Repeat the data word for word. Do not include the pictures.

=== EXTRACTED INFORMATION ===

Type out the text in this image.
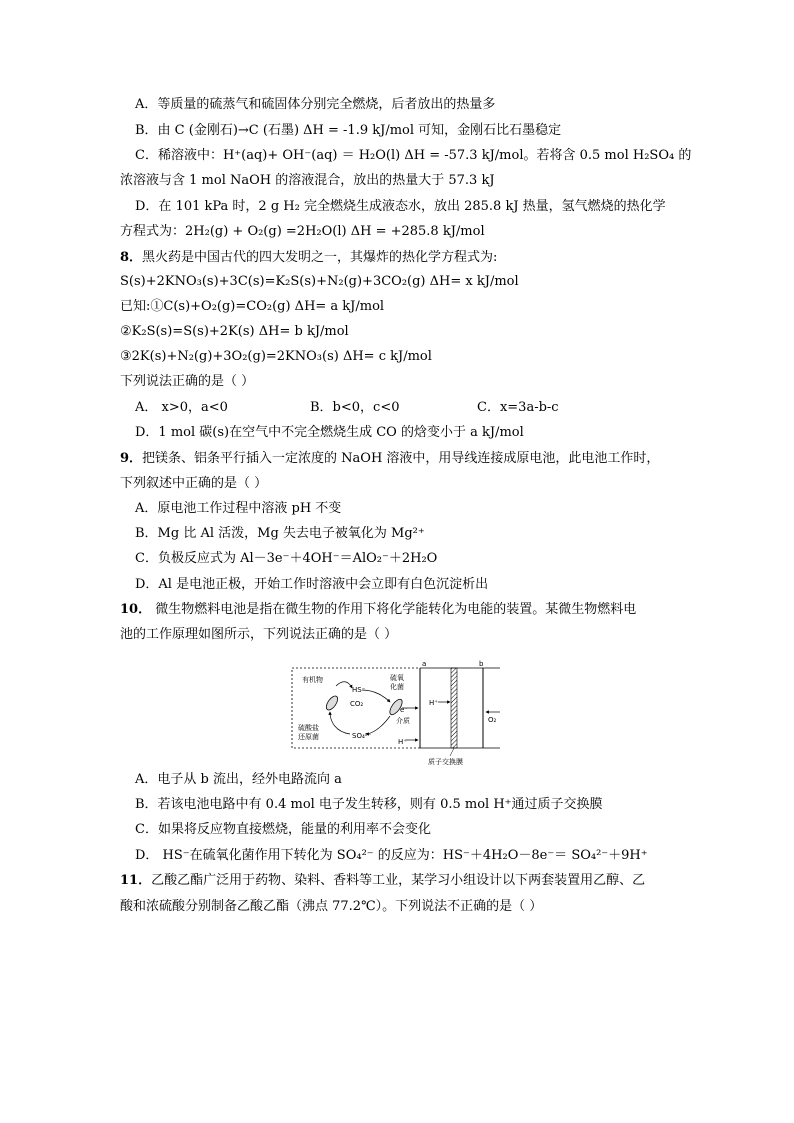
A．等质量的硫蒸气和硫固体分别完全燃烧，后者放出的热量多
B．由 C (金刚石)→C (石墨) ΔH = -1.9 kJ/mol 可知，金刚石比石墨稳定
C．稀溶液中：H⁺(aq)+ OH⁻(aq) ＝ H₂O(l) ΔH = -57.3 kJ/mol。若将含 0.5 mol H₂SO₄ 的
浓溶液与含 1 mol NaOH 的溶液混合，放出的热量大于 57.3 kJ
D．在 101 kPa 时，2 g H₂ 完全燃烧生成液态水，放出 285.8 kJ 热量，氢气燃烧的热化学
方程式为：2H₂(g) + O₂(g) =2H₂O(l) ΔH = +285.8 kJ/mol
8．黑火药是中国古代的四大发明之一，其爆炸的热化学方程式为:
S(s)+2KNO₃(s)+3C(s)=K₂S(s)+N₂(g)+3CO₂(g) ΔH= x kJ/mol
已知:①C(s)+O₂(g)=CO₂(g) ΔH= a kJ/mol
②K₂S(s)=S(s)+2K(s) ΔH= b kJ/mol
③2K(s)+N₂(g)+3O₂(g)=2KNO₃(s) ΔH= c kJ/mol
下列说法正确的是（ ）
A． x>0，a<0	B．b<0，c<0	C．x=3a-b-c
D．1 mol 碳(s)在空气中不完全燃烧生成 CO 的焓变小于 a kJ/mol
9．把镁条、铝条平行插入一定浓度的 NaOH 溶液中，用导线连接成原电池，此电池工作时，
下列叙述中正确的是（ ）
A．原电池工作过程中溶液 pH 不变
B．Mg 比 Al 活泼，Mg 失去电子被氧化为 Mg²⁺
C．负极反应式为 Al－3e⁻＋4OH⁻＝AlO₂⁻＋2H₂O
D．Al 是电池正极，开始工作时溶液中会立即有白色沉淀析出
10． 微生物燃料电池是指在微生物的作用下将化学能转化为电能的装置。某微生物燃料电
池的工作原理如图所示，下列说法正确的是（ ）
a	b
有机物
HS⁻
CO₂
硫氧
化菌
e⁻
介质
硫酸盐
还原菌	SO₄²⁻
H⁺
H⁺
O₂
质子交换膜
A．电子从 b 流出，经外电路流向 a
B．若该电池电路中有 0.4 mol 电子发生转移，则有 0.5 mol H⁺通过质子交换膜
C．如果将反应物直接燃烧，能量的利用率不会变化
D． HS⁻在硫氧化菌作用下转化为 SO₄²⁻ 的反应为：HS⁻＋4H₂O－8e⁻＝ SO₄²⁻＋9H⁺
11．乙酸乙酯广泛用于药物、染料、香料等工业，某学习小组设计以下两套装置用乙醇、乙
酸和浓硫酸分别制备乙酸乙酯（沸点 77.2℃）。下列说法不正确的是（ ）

===

**RESULT**.
Type out the text in this image.
A．等质量的硫蒸气和硫固体分别完全燃烧，后者放出的热量多
B．由 C (金刚石)→C (石墨) ΔH = -1.9 kJ/mol 可知，金刚石比石墨稳定
C．稀溶液中：H⁺(aq)+ OH⁻(aq) ＝ H₂O(l) ΔH = -57.3 kJ/mol。若将含 0.5 mol H₂SO₄ 的
浓溶液与含 1 mol NaOH 的溶液混合，放出的热量大于 57.3 kJ
D．在 101 kPa 时，2 g H₂ 完全燃烧生成液态水，放出 285.8 kJ 热量，氢气燃烧的热化学
方程式为：2H₂(g) + O₂(g) =2H₂O(l) ΔH = +285.8 kJ/mol
8．黑火药是中国古代的四大发明之一，其爆炸的热化学方程式为:
S(s)+2KNO₃(s)+3C(s)=K₂S(s)+N₂(g)+3CO₂(g) ΔH= x kJ/mol
已知:①C(s)+O₂(g)=CO₂(g) ΔH= a kJ/mol
②K₂S(s)=S(s)+2K(s) ΔH= b kJ/mol
③2K(s)+N₂(g)+3O₂(g)=2KNO₃(s) ΔH= c kJ/mol
下列说法正确的是（ ）
A． x>0，a<0	B．b<0，c<0	C．x=3a-b-c
D．1 mol 碳(s)在空气中不完全燃烧生成 CO 的焓变小于 a kJ/mol
9．把镁条、铝条平行插入一定浓度的 NaOH 溶液中，用导线连接成原电池，此电池工作时，
下列叙述中正确的是（ ）
A．原电池工作过程中溶液 pH 不变
B．Mg 比 Al 活泼，Mg 失去电子被氧化为 Mg²⁺
C．负极反应式为 Al－3e⁻＋4OH⁻＝AlO₂⁻＋2H₂O
D．Al 是电池正极，开始工作时溶液中会立即有白色沉淀析出
10． 微生物燃料电池是指在微生物的作用下将化学能转化为电能的装置。某微生物燃料电
池的工作原理如图所示，下列说法正确的是（ ）
a	b
有机物
HS⁻
CO₂
硫氧
化菌
e⁻
介质
硫酸盐
还原菌	SO₄²⁻
H⁺
H⁺
O₂
质子交换膜
A．电子从 b 流出，经外电路流向 a
B．若该电池电路中有 0.4 mol 电子发生转移，则有 0.5 mol H⁺通过质子交换膜
C．如果将反应物直接燃烧，能量的利用率不会变化
D． HS⁻在硫氧化菌作用下转化为 SO₄²⁻ 的反应为：HS⁻＋4H₂O－8e⁻＝ SO₄²⁻＋9H⁺
11．乙酸乙酯广泛用于药物、染料、香料等工业，某学习小组设计以下两套装置用乙醇、乙
酸和浓硫酸分别制备乙酸乙酯（沸点 77.2℃）。下列说法不正确的是（ ）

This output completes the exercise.